▶ [Data provided]
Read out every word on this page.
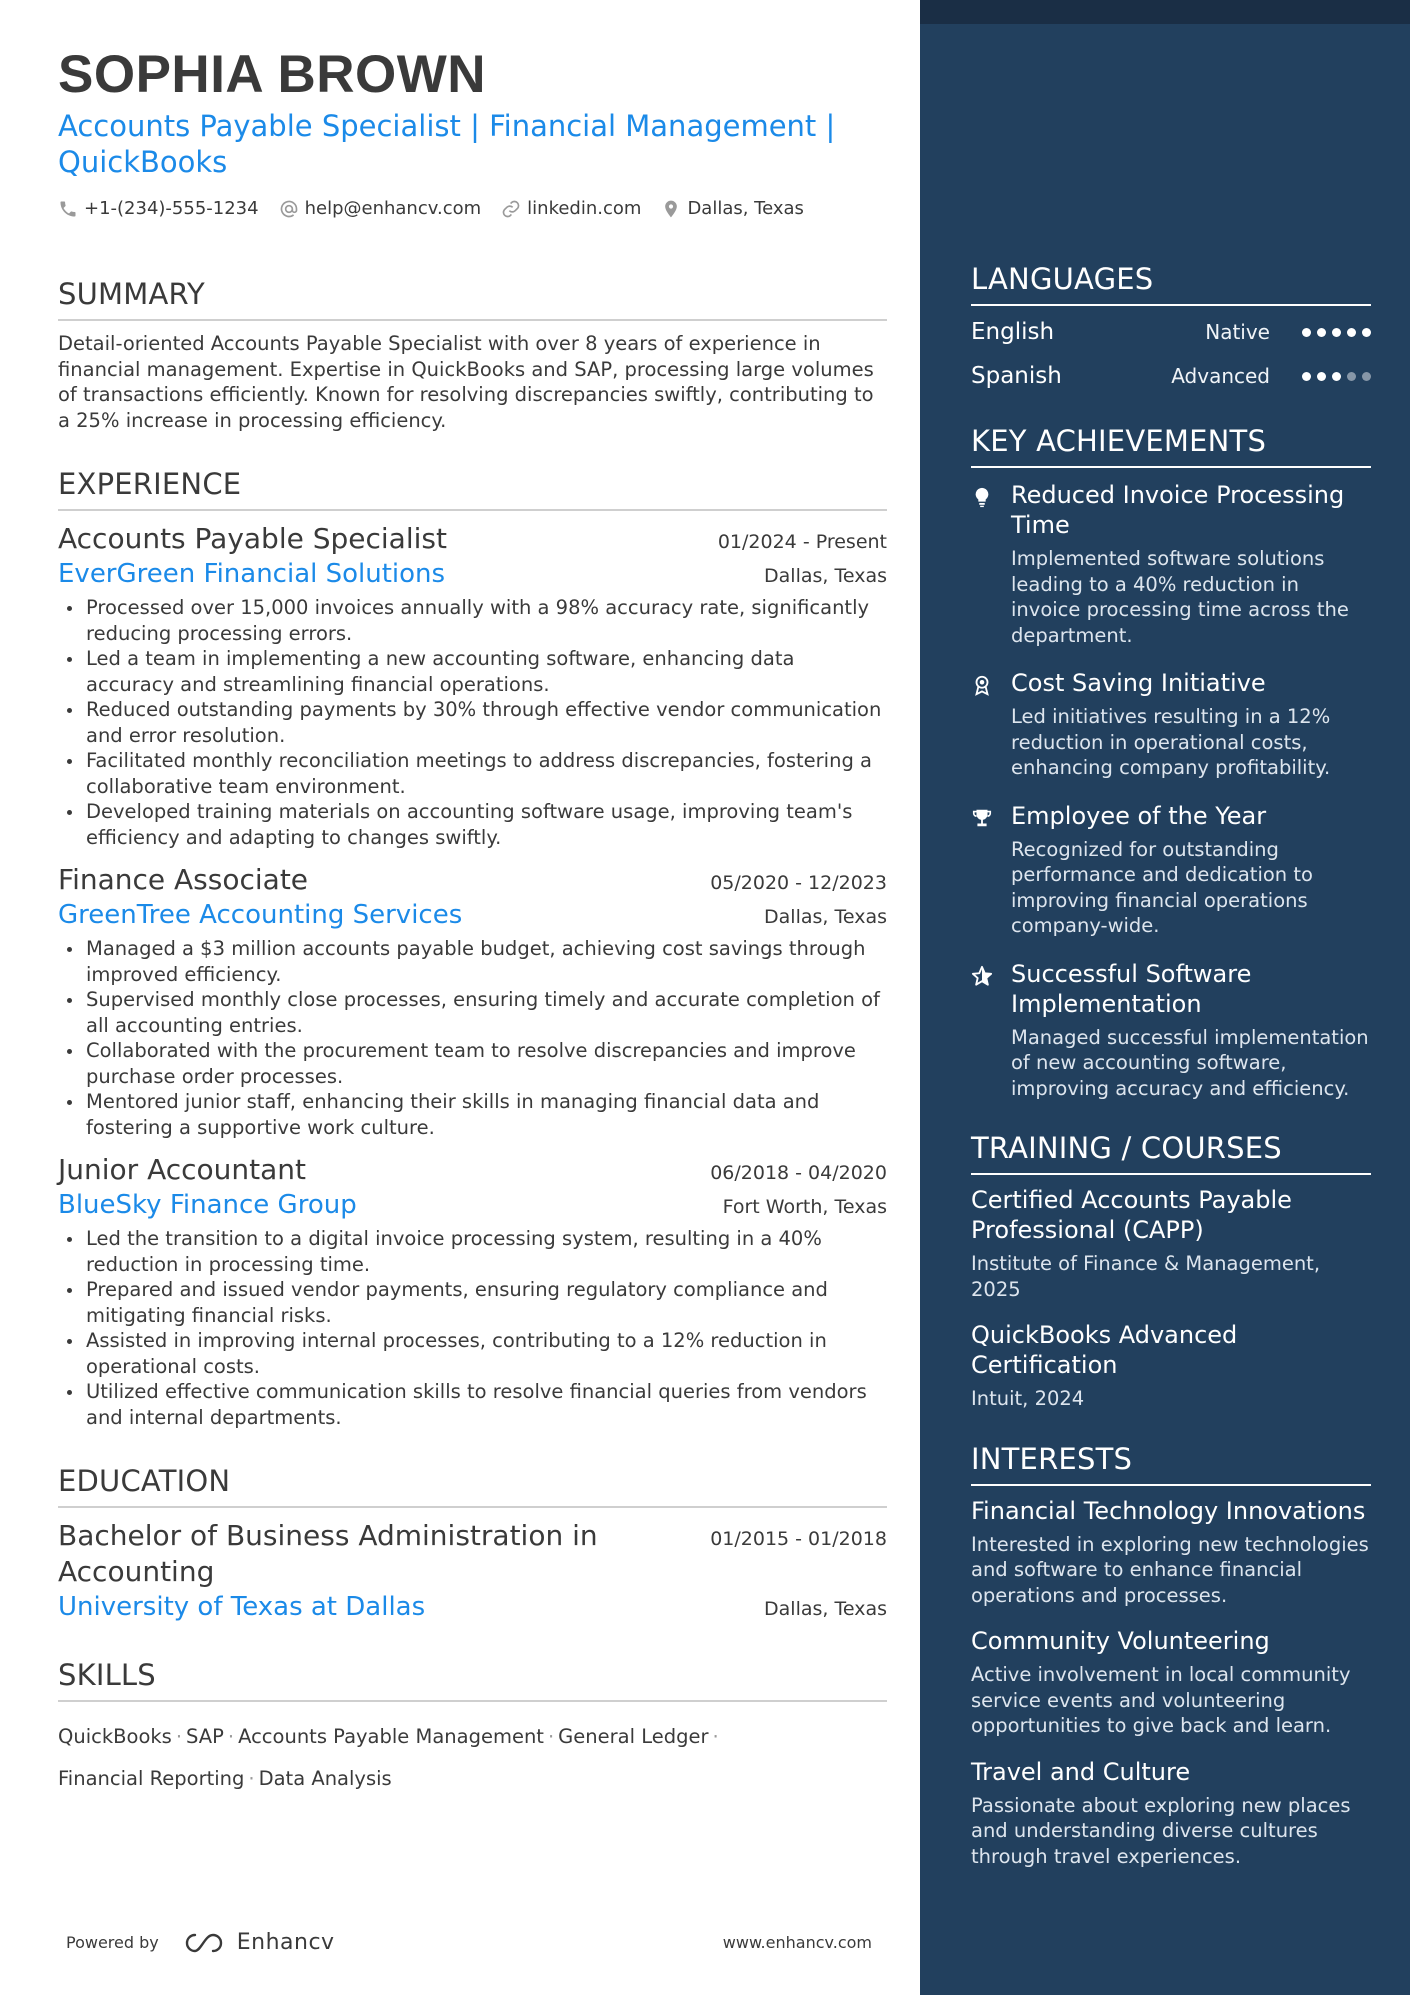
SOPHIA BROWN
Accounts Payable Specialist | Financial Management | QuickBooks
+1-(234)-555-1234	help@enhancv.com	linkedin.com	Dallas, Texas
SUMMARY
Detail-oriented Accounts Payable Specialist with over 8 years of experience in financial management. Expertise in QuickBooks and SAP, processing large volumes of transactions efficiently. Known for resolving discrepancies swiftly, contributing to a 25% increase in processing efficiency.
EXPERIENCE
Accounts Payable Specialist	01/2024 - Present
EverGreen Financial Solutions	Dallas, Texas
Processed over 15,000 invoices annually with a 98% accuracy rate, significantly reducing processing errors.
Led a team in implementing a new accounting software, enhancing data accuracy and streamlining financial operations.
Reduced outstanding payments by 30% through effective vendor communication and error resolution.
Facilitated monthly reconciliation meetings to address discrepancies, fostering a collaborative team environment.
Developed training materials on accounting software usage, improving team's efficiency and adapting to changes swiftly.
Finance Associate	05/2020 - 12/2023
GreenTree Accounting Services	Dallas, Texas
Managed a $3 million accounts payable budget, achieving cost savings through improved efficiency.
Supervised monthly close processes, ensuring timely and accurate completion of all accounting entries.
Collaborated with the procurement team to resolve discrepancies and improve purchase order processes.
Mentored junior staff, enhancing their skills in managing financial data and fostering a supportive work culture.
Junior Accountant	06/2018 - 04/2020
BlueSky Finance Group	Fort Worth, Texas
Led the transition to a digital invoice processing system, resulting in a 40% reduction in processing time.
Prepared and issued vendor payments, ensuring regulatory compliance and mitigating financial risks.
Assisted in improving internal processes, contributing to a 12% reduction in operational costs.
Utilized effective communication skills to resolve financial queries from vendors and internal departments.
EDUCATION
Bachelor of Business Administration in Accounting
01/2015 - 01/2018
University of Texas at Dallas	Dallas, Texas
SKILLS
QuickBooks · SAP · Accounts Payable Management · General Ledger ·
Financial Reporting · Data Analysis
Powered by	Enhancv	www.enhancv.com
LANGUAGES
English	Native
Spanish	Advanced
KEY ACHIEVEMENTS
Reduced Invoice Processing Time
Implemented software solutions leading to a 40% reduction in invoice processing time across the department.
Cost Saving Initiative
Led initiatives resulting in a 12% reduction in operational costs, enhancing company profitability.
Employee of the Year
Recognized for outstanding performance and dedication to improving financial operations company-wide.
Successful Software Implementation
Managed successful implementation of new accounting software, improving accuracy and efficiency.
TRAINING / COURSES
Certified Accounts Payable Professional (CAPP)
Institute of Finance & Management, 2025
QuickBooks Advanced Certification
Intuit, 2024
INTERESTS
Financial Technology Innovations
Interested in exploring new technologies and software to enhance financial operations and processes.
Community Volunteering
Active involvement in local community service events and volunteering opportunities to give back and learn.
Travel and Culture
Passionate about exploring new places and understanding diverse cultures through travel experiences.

==

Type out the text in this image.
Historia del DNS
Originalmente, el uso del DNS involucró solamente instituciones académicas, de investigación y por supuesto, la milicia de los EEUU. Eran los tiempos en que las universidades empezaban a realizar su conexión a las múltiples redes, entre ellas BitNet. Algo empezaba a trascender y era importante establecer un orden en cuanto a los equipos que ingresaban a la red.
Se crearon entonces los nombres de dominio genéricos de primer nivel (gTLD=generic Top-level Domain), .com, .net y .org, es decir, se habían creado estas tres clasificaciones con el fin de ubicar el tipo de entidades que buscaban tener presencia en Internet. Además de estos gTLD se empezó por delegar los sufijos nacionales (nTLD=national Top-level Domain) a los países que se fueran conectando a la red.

* * *

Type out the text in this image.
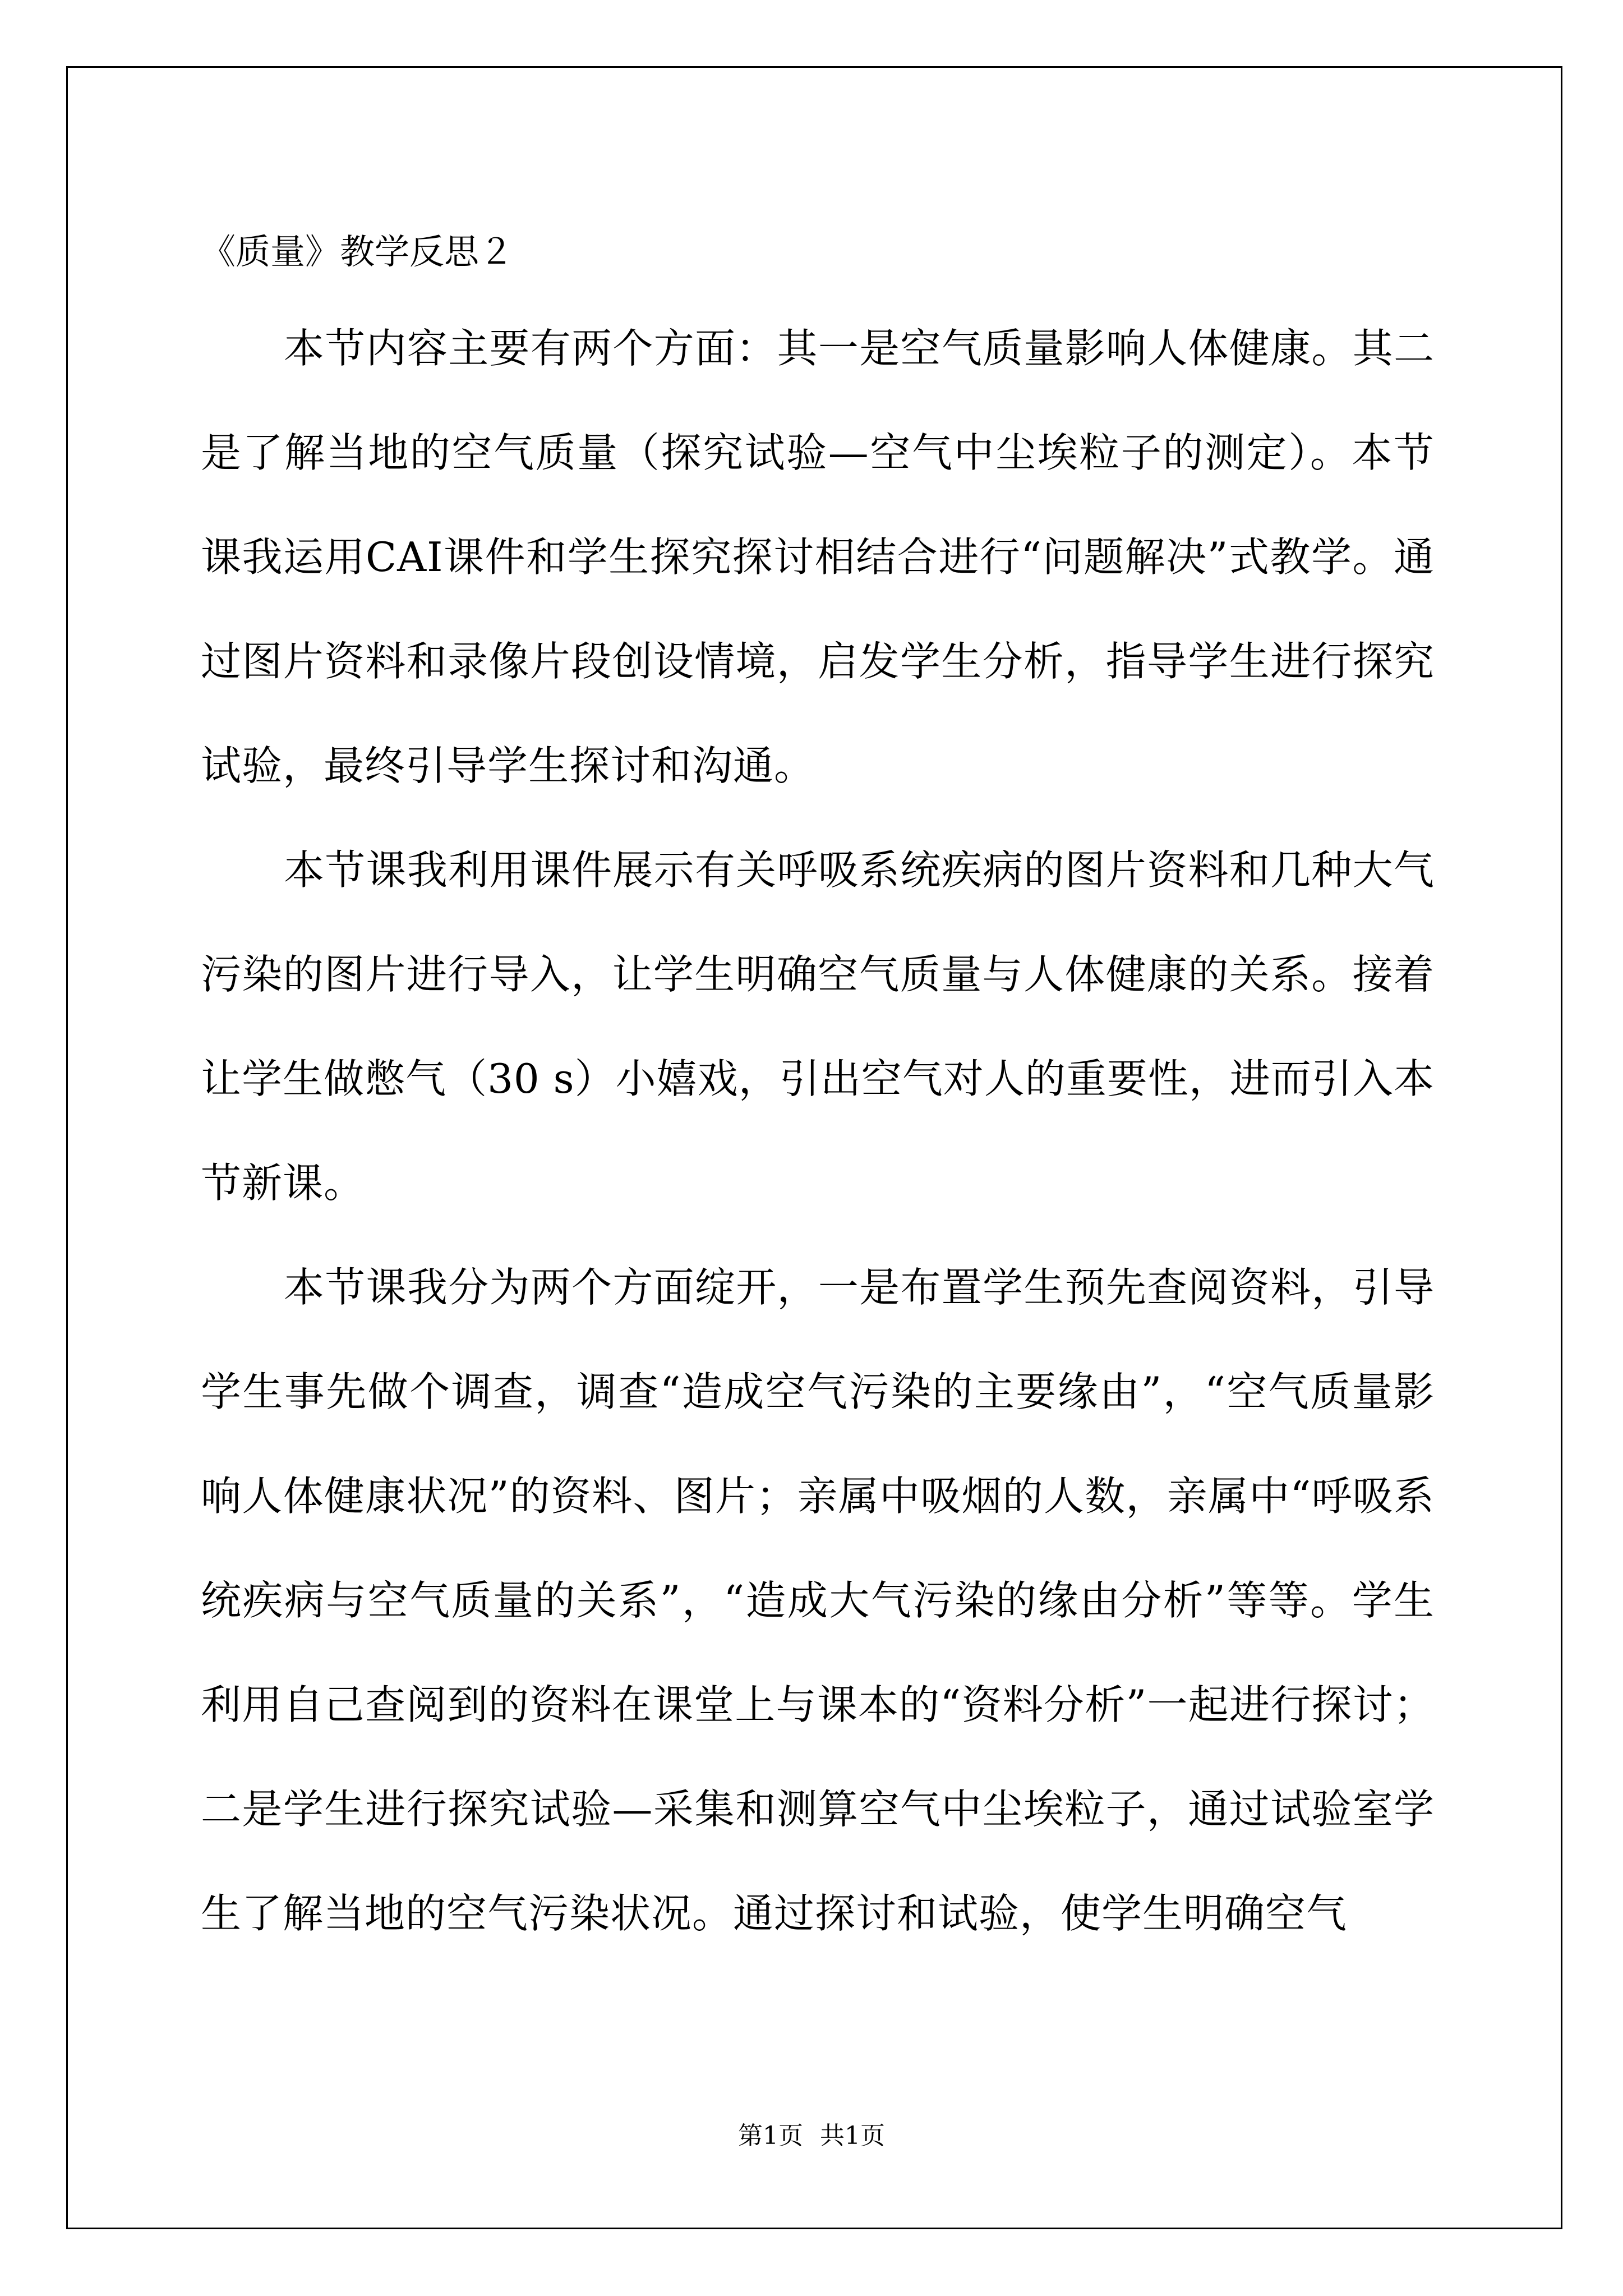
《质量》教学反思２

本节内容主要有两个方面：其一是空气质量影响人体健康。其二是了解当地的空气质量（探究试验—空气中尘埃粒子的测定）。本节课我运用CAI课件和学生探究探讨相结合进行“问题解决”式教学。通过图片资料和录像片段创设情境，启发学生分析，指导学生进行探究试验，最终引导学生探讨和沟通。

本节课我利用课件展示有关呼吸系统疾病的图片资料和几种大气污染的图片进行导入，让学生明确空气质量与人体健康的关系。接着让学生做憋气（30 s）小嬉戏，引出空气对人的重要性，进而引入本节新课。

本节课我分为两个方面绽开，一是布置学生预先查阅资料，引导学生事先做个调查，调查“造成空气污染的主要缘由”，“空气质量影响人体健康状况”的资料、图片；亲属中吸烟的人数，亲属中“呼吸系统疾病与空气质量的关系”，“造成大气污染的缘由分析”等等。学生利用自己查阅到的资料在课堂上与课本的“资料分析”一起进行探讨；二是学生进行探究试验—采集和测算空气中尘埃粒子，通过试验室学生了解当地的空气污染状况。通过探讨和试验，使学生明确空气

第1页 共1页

▶ [Stated exercise]
Write only the number of lines that include "company".

▶ [Written response]
2